> _TASK_
In the data below, find every line containing the word "close" and copy each one in full.

> _PROVIDED ENTRIES_
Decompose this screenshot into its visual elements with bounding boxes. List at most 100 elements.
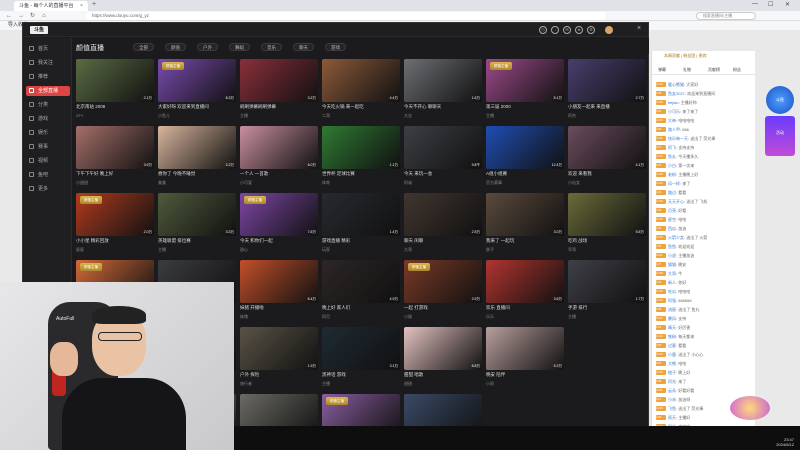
stream-thumbnail[interactable]: 3.9万 bbox=[76, 126, 154, 169]
stream-card[interactable]: 1.4万 游戏直播 精彩 玩家 bbox=[322, 193, 400, 257]
stream-thumbnail[interactable]: 3.1万 bbox=[322, 327, 400, 370]
chat-username[interactable]: 西瓜 bbox=[668, 226, 676, 231]
stream-title[interactable]: 欢迎 来看我 bbox=[568, 171, 646, 177]
sidebar-item[interactable]: 首页 bbox=[26, 44, 70, 54]
streamer-name[interactable]: 小鱼儿 bbox=[158, 113, 236, 119]
sidebar-item[interactable]: 鱼吧 bbox=[26, 170, 70, 180]
sidebar-item[interactable]: 视频 bbox=[26, 156, 70, 166]
download-icon[interactable]: ↓ bbox=[551, 26, 559, 34]
stream-card[interactable]: 4.1万 欢迎 来看我 小仙女 bbox=[568, 126, 646, 190]
promo-badge[interactable]: 斗鱼 bbox=[766, 86, 794, 114]
filter-chip[interactable]: 全部 bbox=[133, 43, 154, 51]
streamer-name[interactable]: 乐乐 bbox=[486, 314, 564, 320]
stream-card[interactable]: 颜值主播 2.9万 一起 打游戏 小刚 bbox=[404, 260, 482, 324]
chat-username[interactable]: 大神 bbox=[668, 118, 676, 123]
streamer-name[interactable]: 甜心 bbox=[240, 247, 318, 253]
stream-card[interactable]: 颜值主播 7.6万 今天 和你们一起 甜心 bbox=[240, 193, 318, 257]
stream-title[interactable]: 欢乐 直播间 bbox=[486, 305, 564, 311]
chat-username[interactable]: 小白 bbox=[668, 163, 676, 168]
stream-thumbnail[interactable]: 颜值主播 8.3万 bbox=[158, 59, 236, 102]
stream-title[interactable]: A组小组赛 bbox=[486, 171, 564, 177]
stream-card[interactable]: 6.4万 妹猪 开播啦 妹猪 bbox=[240, 260, 318, 324]
stream-title[interactable]: 大家好呀 欢迎来到直播间 bbox=[158, 104, 236, 110]
stream-thumbnail[interactable]: 2.1万 bbox=[76, 59, 154, 102]
search-input[interactable]: 搜索直播间/主播 bbox=[696, 12, 756, 20]
chat-username[interactable]: 飞鱼 bbox=[668, 406, 676, 411]
stream-card[interactable]: 颜值主播 5.1万 第三届 2000 主播 bbox=[486, 59, 564, 123]
chat-username[interactable]: 铁粉 bbox=[668, 334, 676, 339]
stream-card[interactable]: 2.1万 北京南站 2008 ZFY bbox=[76, 59, 154, 123]
stream-thumbnail[interactable]: 颜值主播 7.6万 bbox=[240, 193, 318, 236]
back-icon[interactable]: ← bbox=[6, 11, 12, 21]
stream-title[interactable]: 今天 来玩一会 bbox=[404, 171, 482, 177]
streamer-name[interactable]: 胖子 bbox=[486, 247, 564, 253]
chat-username[interactable]: 鱼鱼 bbox=[668, 244, 676, 249]
stream-title[interactable]: 吃鸡 战场 bbox=[568, 238, 646, 244]
stream-card[interactable]: 3.1万 黑神话 游戏 主播 bbox=[322, 327, 400, 391]
stream-thumbnail[interactable]: 12.4万 bbox=[486, 126, 564, 169]
streamer-name[interactable]: 大志 bbox=[404, 113, 482, 119]
stream-card[interactable]: 9.8千今天 来玩一会 阿诚 bbox=[404, 126, 482, 190]
stream-thumbnail[interactable]: 2.7万 bbox=[568, 59, 646, 102]
streamer-name[interactable]: 旅行者 bbox=[240, 381, 318, 387]
streamer-name[interactable]: 主播 bbox=[240, 113, 318, 119]
streamer-name[interactable]: 小仙女 bbox=[568, 180, 646, 186]
stream-title[interactable]: 今天不开心 聊聊天 bbox=[404, 104, 482, 110]
streamer-name[interactable]: 阿月 bbox=[322, 314, 400, 320]
stream-title[interactable]: 一个人 一首歌 bbox=[240, 171, 318, 177]
app-close-icon[interactable]: × bbox=[637, 25, 641, 32]
stream-card[interactable]: 颜值主播 8.3万大家好呀 欢迎来到直播间 小鱼儿 bbox=[158, 59, 236, 123]
stream-card[interactable]: 1.6万 今天不开心 聊聊天 大志 bbox=[404, 59, 482, 123]
stream-title[interactable]: 游戏直播 精彩 bbox=[322, 238, 400, 244]
stream-thumbnail[interactable]: 2.2万 bbox=[158, 126, 236, 169]
streamer-name[interactable]: 二哥 bbox=[322, 113, 400, 119]
chat-username[interactable]: 鱼丸 bbox=[668, 154, 676, 159]
stream-card[interactable]: 2.7万 小朋友一起来 来直播 阿杰 bbox=[568, 59, 646, 123]
chat-username[interactable]: 鱼友3027 bbox=[668, 91, 685, 96]
stream-thumbnail[interactable]: 5.5万 bbox=[568, 193, 646, 236]
stream-thumbnail[interactable]: 9.8千 bbox=[404, 126, 482, 169]
chat-tab[interactable]: 贡献榜 bbox=[708, 67, 720, 73]
sidebar-item[interactable]: 更多 bbox=[26, 184, 70, 194]
chat-username[interactable]: 小虎 bbox=[668, 253, 676, 258]
stream-title[interactable]: 今天吃火锅 来一起吃 bbox=[322, 104, 400, 110]
chat-username[interactable]: 小可乐 bbox=[668, 109, 680, 114]
chat-username[interactable]: 天天开心 bbox=[668, 199, 684, 204]
streamer-name[interactable]: 妹猪 bbox=[240, 314, 318, 320]
stream-thumbnail[interactable]: 5.2万 bbox=[486, 327, 564, 370]
stream-thumbnail[interactable]: 颜值主播 2.0万 bbox=[76, 193, 154, 236]
streamer-name[interactable]: 甜甜 bbox=[404, 381, 482, 387]
stream-title[interactable]: 刷刷弹幕刷刷弹幕 bbox=[240, 104, 318, 110]
stream-card[interactable]: 12.4万 A组小组赛 官方赛事 bbox=[486, 126, 564, 190]
chat-username[interactable]: 小米 bbox=[668, 397, 676, 402]
stream-thumbnail[interactable]: 6.4万 bbox=[240, 260, 318, 303]
streamer-name[interactable]: 阿诚 bbox=[404, 180, 482, 186]
stream-card[interactable]: 4.9万 晚上好 家人们 阿月 bbox=[322, 260, 400, 324]
filter-chip[interactable]: 舞蹈 bbox=[229, 43, 250, 51]
sidebar-item[interactable]: 全部直播 bbox=[26, 86, 70, 96]
stream-thumbnail[interactable]: 3.6万 bbox=[486, 260, 564, 303]
stream-card[interactable]: 3.3万 英雄联盟 排位赛 主播 bbox=[158, 193, 236, 257]
filter-chip[interactable]: 聊天 bbox=[293, 43, 314, 51]
sidebar-item[interactable]: 推荐 bbox=[26, 72, 70, 82]
stream-thumbnail[interactable]: 1.9万 bbox=[240, 327, 318, 370]
refresh-icon[interactable]: ↻ bbox=[30, 11, 35, 21]
filter-chip[interactable]: 游戏 bbox=[325, 43, 346, 51]
close-window-icon[interactable]: ✕ bbox=[785, 1, 790, 8]
chat-username[interactable]: 小鹿 bbox=[668, 352, 676, 357]
stream-thumbnail[interactable]: 8.8万 bbox=[404, 327, 482, 370]
stream-thumbnail[interactable]: 6.0万 bbox=[240, 126, 318, 169]
chat-username[interactable]: 快乐每一天 bbox=[668, 136, 688, 141]
streamer-name[interactable]: 小可爱 bbox=[240, 180, 318, 186]
streamer-name[interactable]: 军哥 bbox=[568, 247, 646, 253]
stream-title[interactable]: 小朋友一起来 来直播 bbox=[568, 104, 646, 110]
sidebar-item[interactable]: 分类 bbox=[26, 100, 70, 110]
stream-title[interactable]: 晚安 陪伴 bbox=[486, 372, 564, 378]
chat-username[interactable]: 流星 bbox=[668, 307, 676, 312]
chat-username[interactable]: 大熊 bbox=[668, 361, 676, 366]
streamer-name[interactable]: 主播 bbox=[158, 247, 236, 253]
streamer-name[interactable]: 体育 bbox=[322, 180, 400, 186]
chat-username[interactable]: 猫猫 bbox=[668, 262, 676, 267]
stream-title[interactable]: 北京南站 2008 bbox=[76, 104, 154, 110]
streamer-name[interactable]: 大哥 bbox=[404, 247, 482, 253]
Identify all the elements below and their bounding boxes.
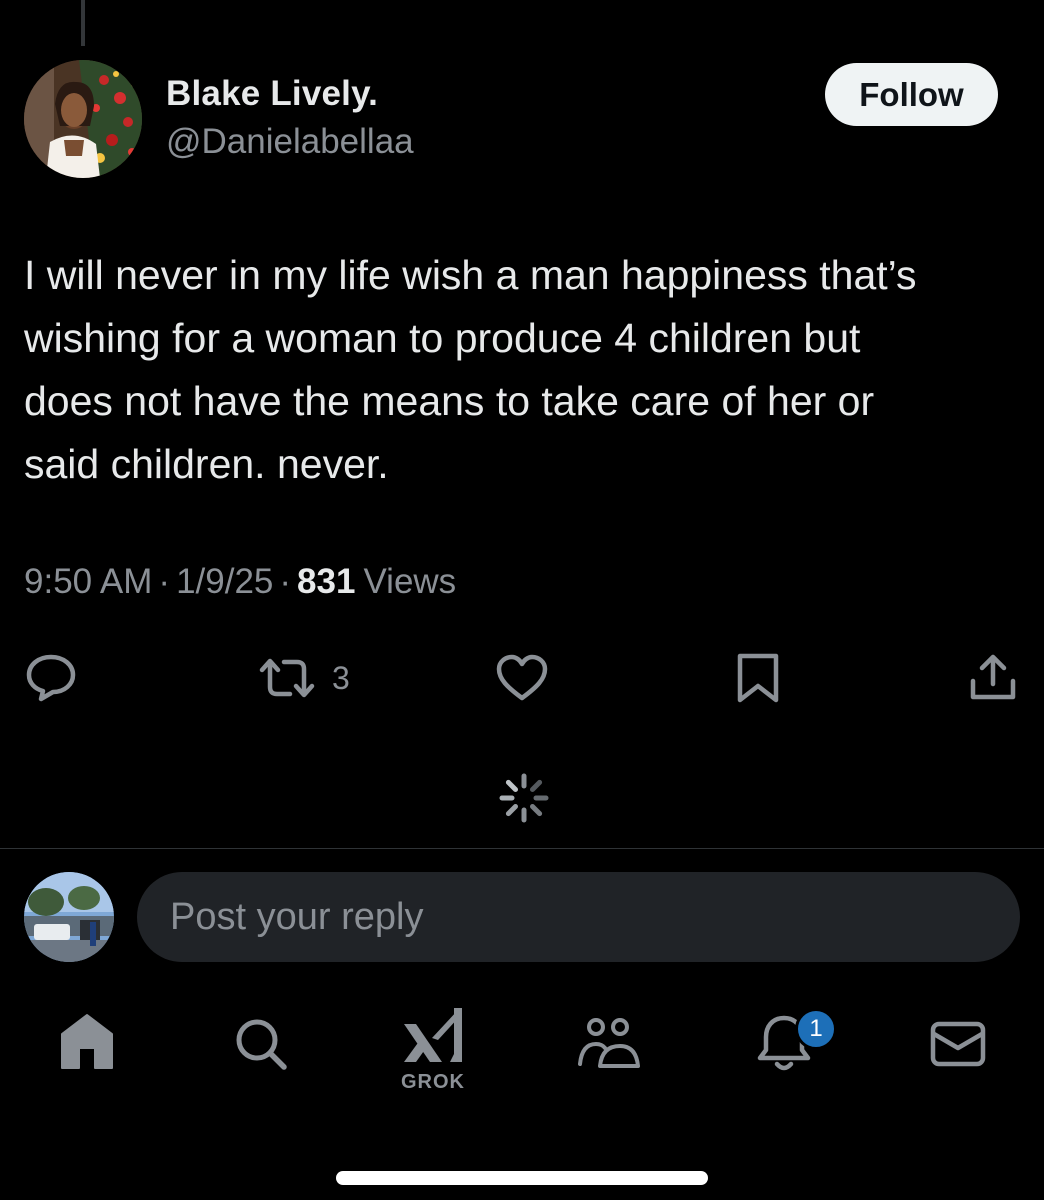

> _WRITTEN RESPONSE_
app-close-icon[interactable]: × bbox=[637, 25, 641, 32]
close-window-icon[interactable]: ✕ bbox=[785, 1, 790, 8]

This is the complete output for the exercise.